>> start RECORDS

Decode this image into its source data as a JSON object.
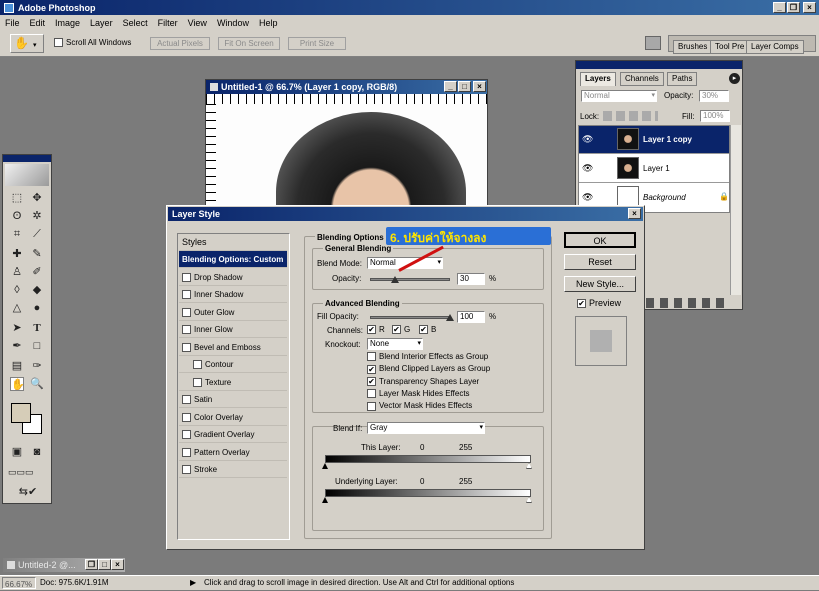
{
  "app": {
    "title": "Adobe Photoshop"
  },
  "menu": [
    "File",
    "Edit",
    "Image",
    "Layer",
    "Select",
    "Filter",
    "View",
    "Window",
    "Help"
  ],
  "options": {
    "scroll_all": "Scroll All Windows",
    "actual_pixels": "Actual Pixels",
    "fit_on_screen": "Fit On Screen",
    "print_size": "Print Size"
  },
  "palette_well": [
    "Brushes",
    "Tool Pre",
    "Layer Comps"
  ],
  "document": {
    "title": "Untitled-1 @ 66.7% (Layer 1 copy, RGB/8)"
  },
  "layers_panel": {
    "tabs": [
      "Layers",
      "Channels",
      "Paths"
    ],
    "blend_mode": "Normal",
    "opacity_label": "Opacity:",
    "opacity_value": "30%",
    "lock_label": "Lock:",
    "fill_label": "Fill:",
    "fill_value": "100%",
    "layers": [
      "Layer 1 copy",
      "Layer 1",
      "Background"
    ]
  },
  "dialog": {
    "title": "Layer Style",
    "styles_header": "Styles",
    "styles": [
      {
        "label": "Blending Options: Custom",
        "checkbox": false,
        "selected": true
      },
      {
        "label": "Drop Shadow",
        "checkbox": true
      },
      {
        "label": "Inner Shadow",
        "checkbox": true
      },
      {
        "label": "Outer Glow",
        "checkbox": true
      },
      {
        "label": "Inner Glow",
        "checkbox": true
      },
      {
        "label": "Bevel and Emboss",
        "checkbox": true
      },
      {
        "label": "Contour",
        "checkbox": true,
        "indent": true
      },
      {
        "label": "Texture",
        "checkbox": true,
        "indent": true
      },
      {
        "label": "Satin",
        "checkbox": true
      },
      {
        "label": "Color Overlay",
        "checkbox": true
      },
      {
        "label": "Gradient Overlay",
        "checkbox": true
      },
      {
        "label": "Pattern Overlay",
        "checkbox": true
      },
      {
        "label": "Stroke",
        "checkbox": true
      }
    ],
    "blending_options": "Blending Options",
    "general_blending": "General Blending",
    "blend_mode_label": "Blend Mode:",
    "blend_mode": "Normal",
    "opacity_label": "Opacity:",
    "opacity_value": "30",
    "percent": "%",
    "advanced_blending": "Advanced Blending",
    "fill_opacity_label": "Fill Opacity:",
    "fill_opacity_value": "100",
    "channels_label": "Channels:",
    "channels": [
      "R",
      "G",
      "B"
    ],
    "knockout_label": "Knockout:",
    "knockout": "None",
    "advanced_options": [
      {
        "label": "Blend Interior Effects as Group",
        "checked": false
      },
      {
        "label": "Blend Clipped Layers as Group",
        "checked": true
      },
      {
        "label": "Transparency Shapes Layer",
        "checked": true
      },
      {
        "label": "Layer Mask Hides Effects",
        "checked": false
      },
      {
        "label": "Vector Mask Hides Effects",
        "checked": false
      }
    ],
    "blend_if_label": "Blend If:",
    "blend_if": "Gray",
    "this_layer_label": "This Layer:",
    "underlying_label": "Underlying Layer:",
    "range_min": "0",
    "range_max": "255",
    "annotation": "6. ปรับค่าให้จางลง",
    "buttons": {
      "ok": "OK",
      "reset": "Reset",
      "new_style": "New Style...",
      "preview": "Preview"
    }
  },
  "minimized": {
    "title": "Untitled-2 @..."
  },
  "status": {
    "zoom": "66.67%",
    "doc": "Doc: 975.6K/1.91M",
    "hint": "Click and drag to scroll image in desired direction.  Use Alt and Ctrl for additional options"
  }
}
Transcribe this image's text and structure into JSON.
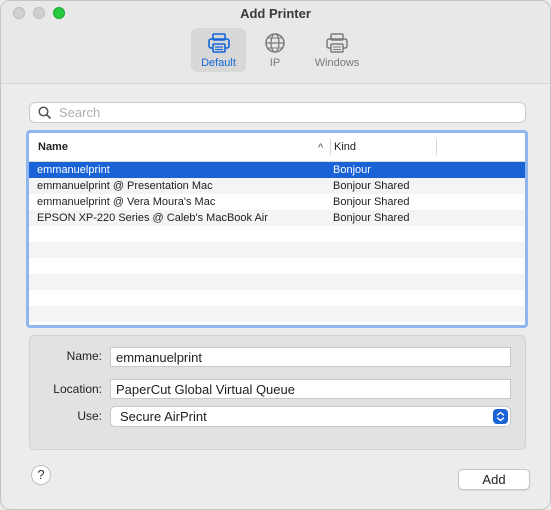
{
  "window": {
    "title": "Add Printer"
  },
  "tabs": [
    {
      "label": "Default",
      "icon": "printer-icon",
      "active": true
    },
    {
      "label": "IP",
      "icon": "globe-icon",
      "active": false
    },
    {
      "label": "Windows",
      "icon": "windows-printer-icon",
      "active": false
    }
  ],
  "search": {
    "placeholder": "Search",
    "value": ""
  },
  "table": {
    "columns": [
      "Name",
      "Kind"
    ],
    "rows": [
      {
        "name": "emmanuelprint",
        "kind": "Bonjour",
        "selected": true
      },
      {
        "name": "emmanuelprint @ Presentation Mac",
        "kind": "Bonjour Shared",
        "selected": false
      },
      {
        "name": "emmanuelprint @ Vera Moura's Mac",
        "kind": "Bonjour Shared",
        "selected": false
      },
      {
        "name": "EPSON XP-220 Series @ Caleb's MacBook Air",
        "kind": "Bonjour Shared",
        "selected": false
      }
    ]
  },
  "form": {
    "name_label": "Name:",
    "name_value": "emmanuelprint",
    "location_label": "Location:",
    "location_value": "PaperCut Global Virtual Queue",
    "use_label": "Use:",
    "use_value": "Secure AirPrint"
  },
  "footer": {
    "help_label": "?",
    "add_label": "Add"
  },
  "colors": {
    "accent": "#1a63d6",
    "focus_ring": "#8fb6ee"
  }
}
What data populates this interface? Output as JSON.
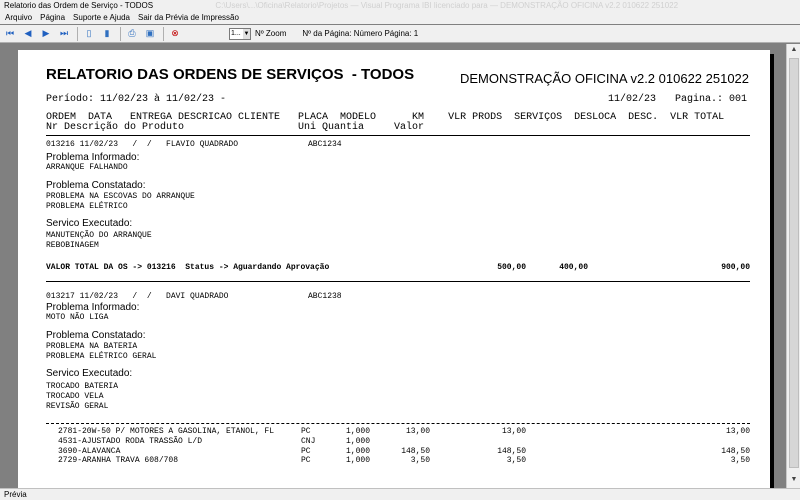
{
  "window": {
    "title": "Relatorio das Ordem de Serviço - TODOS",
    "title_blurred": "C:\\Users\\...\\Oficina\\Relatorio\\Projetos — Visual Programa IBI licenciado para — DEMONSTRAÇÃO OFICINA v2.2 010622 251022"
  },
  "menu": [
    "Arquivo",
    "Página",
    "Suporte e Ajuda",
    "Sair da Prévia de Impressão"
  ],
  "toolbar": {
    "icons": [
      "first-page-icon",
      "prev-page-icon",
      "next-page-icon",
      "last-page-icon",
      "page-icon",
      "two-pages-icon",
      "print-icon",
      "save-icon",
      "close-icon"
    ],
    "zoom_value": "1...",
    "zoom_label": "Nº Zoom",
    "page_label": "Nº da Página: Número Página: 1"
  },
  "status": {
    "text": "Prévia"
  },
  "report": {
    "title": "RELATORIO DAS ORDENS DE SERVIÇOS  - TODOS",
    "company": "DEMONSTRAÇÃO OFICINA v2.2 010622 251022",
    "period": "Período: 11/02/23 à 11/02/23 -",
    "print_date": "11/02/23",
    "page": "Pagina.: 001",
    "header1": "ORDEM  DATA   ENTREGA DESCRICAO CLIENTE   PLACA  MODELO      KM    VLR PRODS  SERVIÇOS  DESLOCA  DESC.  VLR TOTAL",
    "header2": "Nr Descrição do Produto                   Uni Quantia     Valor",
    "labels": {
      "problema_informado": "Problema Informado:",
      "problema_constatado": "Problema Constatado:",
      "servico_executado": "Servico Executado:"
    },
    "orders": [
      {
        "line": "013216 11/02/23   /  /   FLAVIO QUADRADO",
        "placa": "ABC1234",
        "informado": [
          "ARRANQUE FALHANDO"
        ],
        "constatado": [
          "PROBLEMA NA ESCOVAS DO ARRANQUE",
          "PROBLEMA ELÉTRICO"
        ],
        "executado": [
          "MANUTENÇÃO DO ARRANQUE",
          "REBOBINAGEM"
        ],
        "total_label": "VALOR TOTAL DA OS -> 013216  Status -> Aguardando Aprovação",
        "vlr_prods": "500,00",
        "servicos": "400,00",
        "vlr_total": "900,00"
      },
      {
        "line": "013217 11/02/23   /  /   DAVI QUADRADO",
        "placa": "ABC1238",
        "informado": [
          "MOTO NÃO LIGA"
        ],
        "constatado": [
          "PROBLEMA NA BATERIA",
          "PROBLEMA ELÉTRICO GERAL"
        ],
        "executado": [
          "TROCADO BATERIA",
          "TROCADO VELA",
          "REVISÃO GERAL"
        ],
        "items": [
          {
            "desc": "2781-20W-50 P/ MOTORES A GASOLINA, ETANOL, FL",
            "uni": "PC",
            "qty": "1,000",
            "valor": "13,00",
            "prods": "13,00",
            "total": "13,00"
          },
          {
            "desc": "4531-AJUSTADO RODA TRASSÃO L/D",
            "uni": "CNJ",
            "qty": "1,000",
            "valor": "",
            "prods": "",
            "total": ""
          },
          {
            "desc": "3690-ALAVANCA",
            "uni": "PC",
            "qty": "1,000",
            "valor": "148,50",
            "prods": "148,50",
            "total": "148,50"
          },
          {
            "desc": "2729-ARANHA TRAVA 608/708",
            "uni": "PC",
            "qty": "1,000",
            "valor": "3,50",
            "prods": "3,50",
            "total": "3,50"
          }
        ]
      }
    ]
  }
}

>> end RECORDS

» **THE REQUEST**
Provide the count, and nothing else, of lines in the data above where the word "into" occurs.

» **RESPONSE TO THIS TASK**
2